Figure record listings:
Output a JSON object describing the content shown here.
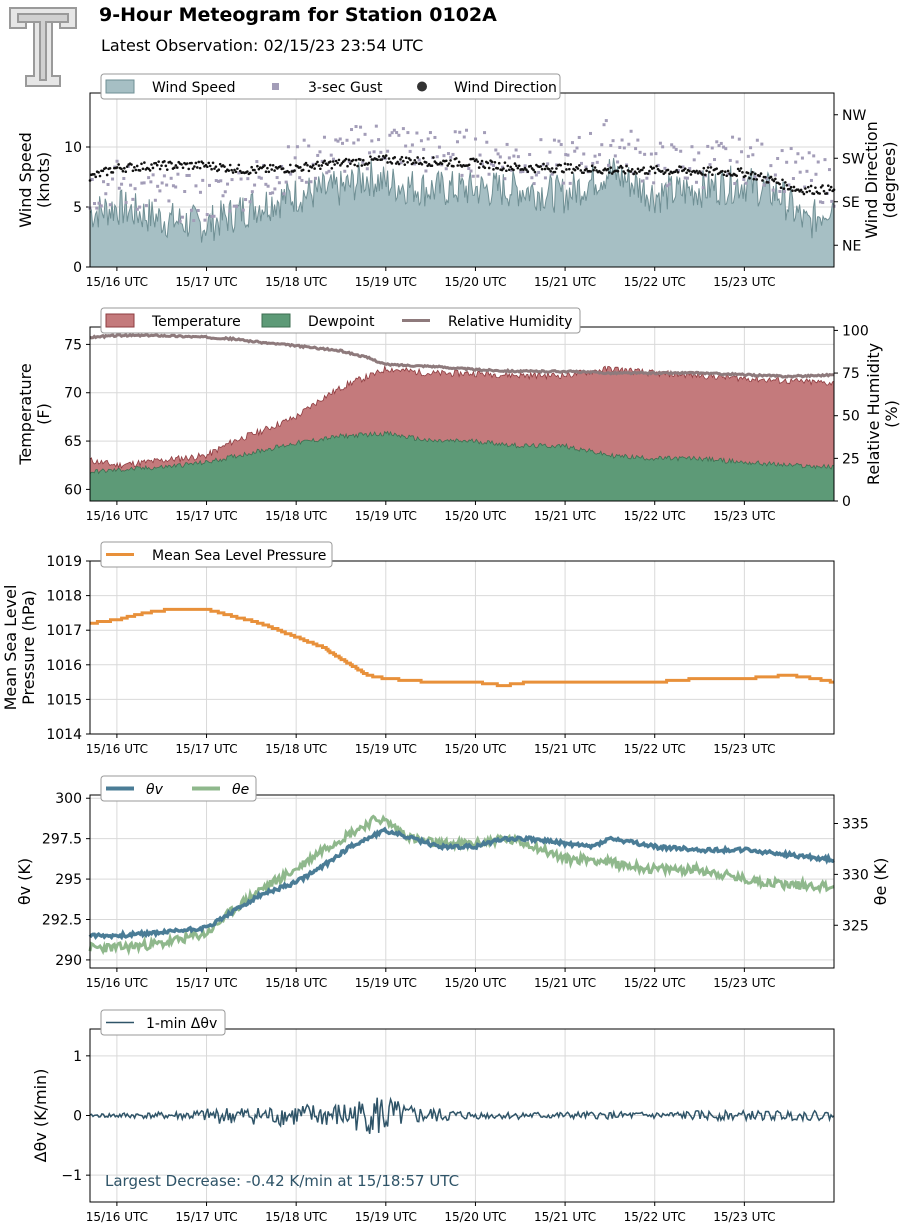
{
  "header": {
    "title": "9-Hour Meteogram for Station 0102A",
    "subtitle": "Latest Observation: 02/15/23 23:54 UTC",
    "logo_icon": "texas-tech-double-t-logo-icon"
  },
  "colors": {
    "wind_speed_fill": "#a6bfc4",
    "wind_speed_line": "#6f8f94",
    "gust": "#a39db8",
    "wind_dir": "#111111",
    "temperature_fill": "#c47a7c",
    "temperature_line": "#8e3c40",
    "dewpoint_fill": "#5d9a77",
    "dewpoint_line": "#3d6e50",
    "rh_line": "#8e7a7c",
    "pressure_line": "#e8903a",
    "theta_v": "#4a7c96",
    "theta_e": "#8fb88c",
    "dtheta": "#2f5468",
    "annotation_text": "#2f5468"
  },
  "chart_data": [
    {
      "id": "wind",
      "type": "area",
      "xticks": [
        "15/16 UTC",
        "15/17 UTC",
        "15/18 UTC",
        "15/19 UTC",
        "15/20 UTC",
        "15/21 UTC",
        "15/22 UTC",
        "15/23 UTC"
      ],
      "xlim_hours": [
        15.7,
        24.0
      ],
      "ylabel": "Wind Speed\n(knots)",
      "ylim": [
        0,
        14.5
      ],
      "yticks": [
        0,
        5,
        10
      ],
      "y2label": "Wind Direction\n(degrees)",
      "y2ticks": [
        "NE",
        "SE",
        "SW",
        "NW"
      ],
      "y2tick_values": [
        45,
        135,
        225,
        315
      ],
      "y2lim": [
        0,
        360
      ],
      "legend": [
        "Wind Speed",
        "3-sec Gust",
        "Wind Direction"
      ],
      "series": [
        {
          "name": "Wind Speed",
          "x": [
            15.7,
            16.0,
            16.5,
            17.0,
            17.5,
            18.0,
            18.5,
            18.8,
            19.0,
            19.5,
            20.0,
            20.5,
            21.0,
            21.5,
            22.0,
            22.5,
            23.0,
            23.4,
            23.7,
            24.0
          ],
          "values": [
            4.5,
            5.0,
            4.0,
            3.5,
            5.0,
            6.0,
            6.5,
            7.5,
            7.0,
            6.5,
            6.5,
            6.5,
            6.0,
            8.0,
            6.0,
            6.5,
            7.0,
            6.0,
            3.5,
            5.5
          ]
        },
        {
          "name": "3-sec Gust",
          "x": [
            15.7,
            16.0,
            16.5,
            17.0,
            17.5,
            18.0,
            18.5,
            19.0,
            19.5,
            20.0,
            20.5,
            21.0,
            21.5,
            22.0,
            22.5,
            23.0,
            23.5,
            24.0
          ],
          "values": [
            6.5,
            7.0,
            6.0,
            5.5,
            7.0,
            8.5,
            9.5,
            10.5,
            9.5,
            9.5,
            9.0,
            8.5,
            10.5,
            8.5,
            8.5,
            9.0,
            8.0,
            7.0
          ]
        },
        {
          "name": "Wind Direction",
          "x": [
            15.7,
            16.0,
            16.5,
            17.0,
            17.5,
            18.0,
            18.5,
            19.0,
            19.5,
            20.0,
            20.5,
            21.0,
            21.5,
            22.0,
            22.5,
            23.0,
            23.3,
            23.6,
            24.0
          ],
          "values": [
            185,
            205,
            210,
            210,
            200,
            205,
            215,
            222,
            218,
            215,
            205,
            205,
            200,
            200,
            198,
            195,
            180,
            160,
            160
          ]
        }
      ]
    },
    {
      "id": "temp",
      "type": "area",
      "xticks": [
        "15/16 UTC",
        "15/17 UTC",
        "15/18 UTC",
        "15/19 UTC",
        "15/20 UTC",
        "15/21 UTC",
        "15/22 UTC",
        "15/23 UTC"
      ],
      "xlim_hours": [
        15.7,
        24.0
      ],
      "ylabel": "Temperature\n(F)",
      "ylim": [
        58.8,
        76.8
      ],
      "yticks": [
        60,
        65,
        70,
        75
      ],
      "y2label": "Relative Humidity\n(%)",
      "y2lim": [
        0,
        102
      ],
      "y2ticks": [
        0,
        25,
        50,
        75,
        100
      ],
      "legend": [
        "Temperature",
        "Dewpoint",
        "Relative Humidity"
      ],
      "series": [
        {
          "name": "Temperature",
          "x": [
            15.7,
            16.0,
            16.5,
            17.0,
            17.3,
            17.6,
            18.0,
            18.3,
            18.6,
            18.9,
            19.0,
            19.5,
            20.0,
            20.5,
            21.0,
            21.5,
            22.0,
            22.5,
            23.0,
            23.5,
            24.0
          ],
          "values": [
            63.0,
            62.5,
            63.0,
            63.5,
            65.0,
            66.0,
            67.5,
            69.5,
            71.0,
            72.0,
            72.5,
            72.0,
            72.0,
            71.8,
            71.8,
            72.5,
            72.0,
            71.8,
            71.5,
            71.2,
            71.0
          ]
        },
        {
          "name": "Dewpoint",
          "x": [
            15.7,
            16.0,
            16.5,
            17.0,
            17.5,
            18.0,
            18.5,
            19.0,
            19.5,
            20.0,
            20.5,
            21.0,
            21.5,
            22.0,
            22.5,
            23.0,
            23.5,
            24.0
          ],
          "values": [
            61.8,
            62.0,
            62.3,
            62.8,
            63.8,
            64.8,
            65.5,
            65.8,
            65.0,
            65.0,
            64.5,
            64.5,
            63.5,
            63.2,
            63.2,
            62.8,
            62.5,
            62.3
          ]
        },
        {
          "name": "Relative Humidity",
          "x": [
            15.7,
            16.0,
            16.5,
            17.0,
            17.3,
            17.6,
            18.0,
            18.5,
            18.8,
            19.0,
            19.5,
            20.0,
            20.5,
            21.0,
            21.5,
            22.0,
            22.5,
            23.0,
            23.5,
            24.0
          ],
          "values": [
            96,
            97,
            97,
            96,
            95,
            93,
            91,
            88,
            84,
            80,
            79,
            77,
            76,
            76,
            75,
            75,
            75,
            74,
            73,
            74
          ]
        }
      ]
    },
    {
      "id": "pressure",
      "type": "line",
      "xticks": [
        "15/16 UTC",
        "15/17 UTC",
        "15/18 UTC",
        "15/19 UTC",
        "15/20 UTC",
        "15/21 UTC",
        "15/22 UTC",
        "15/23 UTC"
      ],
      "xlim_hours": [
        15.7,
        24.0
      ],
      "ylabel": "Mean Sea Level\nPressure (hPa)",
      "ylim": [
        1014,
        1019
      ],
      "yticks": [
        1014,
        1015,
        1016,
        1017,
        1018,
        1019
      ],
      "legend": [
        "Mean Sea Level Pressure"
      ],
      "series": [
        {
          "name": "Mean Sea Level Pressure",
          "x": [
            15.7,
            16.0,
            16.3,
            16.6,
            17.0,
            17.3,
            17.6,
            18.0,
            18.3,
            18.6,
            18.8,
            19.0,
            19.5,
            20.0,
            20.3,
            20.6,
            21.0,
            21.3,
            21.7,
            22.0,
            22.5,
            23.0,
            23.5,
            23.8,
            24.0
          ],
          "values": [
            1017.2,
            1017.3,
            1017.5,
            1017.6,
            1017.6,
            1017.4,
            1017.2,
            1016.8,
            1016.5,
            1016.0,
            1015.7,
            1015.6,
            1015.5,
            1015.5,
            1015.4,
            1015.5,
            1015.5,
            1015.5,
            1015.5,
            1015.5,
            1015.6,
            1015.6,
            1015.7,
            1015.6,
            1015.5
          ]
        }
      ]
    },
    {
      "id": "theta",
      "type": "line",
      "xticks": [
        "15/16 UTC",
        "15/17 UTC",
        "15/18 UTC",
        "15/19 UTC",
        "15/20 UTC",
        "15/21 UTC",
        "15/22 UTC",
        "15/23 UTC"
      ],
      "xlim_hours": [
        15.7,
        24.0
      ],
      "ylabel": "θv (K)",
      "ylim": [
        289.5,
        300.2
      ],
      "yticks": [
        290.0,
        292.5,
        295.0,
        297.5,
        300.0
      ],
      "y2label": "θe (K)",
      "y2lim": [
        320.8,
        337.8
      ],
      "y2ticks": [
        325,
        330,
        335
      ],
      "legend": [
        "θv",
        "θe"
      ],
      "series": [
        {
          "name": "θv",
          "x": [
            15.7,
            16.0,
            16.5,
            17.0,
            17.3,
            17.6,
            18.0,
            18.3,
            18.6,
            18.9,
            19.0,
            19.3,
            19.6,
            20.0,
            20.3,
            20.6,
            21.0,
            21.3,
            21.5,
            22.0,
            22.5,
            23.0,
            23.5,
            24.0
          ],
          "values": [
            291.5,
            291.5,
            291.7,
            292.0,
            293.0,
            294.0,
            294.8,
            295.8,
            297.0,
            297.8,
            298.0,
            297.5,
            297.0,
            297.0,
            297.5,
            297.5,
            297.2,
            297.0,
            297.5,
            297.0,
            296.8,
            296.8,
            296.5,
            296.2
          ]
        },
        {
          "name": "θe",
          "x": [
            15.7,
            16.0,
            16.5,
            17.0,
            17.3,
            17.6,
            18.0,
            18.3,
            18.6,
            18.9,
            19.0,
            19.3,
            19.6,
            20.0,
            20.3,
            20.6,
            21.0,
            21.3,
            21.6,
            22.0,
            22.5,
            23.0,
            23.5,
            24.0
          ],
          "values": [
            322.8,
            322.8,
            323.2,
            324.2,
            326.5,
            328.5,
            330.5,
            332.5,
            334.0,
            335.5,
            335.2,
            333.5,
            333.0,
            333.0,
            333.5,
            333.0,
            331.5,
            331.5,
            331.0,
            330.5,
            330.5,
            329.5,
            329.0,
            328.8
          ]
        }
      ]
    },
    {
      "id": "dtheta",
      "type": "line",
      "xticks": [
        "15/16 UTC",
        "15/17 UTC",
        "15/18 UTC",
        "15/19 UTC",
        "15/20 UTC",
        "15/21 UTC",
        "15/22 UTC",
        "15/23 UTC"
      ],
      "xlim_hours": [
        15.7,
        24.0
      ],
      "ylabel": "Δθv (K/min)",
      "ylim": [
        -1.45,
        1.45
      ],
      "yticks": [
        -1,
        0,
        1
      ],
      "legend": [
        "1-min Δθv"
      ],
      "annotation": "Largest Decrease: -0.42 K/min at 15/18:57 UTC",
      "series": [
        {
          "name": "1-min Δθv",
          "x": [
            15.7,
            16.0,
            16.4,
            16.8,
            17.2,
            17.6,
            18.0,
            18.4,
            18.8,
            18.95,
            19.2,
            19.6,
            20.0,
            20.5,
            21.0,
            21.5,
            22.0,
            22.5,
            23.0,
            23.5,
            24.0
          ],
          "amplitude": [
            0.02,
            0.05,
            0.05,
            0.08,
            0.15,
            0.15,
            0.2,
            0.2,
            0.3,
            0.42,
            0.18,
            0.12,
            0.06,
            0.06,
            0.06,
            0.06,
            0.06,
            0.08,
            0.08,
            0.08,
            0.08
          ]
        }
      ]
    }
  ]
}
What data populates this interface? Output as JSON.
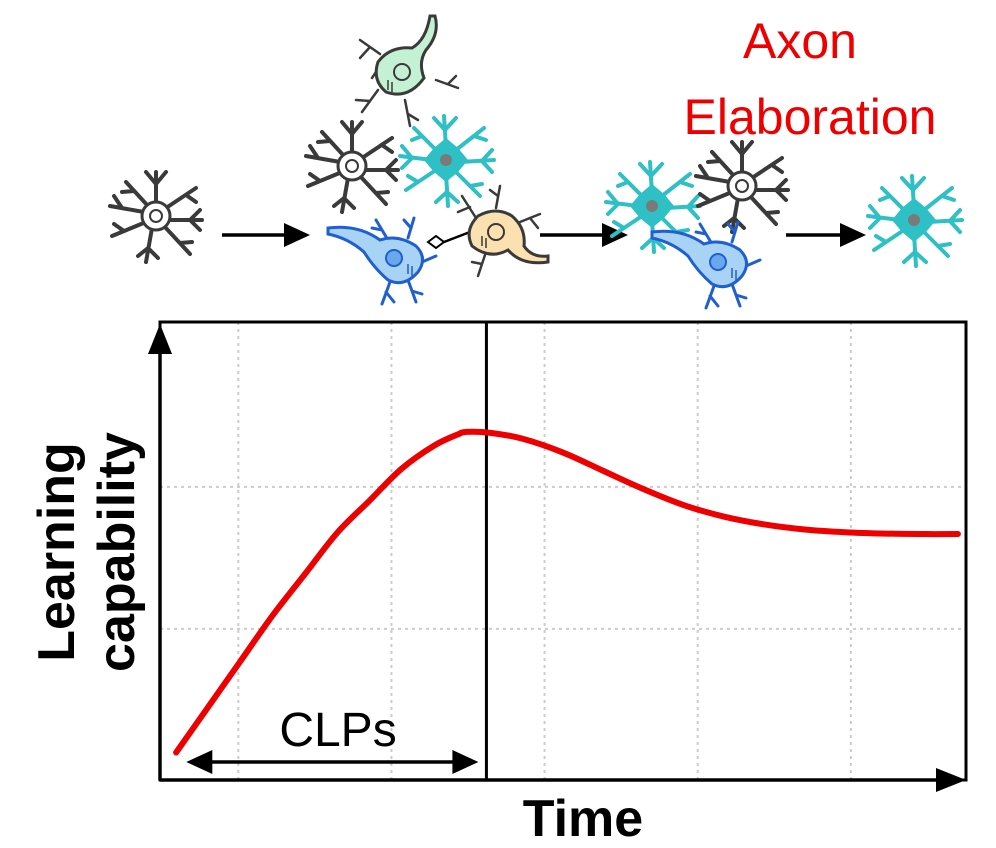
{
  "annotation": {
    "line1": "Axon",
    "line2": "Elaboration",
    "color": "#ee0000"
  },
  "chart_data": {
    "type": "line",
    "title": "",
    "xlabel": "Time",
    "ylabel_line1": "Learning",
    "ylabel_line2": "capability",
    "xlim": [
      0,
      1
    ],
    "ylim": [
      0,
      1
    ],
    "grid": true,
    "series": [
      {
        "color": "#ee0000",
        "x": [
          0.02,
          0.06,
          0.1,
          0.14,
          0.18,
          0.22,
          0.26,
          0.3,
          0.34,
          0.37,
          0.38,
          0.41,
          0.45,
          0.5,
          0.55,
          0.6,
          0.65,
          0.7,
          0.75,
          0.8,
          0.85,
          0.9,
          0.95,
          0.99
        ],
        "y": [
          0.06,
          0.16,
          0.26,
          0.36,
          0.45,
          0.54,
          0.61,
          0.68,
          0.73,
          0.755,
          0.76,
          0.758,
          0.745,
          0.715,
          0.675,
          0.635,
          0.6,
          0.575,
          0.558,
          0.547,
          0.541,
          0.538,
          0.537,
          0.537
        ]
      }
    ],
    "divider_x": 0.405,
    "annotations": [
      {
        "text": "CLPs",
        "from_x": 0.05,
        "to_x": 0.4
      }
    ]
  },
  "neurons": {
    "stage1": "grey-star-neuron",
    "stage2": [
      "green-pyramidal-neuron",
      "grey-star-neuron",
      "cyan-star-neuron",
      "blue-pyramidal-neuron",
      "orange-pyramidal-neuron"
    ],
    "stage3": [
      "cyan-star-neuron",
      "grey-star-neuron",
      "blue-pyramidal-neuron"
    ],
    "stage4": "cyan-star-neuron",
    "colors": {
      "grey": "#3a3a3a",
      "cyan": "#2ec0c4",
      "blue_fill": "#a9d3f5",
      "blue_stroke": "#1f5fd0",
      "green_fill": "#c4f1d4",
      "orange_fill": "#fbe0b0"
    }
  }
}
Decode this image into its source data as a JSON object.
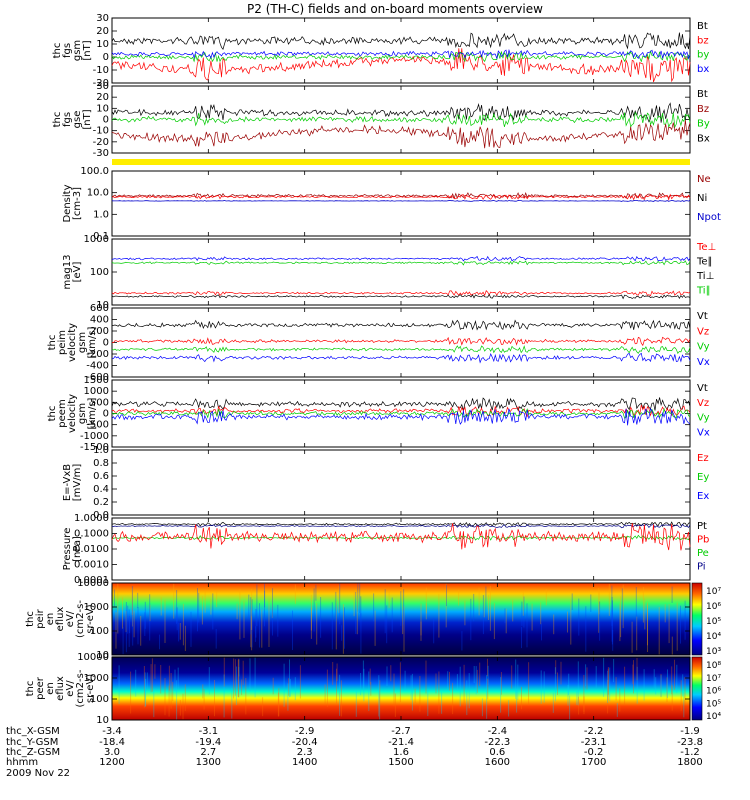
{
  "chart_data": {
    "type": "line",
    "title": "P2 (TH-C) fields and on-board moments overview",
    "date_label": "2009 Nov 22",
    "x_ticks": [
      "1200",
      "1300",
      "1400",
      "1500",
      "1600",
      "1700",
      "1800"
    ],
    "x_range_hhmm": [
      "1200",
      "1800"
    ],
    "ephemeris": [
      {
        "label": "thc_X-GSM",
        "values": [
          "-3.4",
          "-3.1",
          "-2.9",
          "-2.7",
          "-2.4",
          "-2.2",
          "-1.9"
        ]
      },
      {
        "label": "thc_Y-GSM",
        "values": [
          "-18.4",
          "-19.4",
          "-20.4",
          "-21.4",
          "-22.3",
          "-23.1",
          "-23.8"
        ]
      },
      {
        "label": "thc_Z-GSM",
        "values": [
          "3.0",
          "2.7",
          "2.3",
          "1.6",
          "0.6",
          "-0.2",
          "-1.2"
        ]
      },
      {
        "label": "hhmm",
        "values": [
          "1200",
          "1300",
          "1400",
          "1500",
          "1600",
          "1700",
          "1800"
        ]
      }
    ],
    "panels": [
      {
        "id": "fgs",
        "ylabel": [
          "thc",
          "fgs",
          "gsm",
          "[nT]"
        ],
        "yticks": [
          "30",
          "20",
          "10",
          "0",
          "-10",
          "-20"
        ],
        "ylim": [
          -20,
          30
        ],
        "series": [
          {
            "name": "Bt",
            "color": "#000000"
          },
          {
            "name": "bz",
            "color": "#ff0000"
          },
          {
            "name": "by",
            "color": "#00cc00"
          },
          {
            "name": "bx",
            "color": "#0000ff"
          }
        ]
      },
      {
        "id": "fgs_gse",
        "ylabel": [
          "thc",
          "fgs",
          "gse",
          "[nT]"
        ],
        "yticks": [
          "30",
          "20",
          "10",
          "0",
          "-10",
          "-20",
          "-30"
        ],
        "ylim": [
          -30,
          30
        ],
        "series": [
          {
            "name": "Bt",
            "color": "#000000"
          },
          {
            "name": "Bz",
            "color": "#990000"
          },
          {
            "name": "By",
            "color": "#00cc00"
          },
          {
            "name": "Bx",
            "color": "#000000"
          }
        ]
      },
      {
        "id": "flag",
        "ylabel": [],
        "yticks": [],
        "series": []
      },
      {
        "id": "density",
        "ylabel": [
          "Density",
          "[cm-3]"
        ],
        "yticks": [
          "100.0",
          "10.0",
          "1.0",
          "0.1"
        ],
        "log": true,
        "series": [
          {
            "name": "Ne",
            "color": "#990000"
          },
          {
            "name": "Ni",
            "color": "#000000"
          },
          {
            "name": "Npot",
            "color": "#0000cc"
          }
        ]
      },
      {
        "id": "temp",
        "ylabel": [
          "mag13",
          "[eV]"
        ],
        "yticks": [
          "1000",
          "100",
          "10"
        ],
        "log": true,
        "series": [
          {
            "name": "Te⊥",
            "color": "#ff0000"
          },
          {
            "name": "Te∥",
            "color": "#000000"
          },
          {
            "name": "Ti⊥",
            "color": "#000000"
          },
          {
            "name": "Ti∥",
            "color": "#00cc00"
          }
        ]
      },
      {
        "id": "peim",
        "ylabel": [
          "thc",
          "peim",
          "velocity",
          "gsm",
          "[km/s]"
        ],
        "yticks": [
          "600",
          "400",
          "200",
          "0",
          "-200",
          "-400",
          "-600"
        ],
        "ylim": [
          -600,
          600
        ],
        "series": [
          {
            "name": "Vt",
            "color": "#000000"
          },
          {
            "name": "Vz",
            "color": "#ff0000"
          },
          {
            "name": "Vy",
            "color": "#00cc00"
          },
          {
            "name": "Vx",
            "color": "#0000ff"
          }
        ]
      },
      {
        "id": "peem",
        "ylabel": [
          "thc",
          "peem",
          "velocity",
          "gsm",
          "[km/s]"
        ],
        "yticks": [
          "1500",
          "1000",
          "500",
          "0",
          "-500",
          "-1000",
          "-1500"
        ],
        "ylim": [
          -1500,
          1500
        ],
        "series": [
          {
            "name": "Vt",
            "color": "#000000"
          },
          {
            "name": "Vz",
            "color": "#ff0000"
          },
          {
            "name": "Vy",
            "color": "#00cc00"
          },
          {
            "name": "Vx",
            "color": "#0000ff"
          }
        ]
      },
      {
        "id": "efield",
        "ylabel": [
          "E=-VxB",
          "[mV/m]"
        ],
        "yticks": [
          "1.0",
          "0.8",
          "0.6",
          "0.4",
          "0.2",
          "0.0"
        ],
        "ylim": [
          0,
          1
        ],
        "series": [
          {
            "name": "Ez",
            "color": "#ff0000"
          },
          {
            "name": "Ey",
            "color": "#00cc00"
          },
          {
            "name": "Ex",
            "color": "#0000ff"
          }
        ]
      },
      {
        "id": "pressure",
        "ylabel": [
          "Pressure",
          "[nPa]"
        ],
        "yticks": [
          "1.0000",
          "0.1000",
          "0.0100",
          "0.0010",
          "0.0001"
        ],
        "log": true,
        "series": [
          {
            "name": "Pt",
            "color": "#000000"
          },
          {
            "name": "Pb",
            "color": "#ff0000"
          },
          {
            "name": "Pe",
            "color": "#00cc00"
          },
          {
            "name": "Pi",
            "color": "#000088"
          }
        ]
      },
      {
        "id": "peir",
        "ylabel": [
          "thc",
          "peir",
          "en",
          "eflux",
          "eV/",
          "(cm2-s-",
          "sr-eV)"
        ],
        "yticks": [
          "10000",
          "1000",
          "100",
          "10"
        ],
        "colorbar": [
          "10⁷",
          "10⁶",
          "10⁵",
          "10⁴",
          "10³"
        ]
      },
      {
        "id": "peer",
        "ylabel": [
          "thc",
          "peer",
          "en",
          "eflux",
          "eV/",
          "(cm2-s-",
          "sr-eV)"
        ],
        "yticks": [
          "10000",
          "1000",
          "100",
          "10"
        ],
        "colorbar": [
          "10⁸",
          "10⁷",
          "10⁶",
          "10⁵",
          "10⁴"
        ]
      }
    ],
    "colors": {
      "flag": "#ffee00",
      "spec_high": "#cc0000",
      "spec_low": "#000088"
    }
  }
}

WHAT IS EXPECTED: Gather up every line from the listing above in which the word "JSON" occurs.

THE COMPLETED TASK:
Output a JSON object describing the content shown here.
What data populates this interface? Output as JSON.
Decode this image into its source data as a JSON object.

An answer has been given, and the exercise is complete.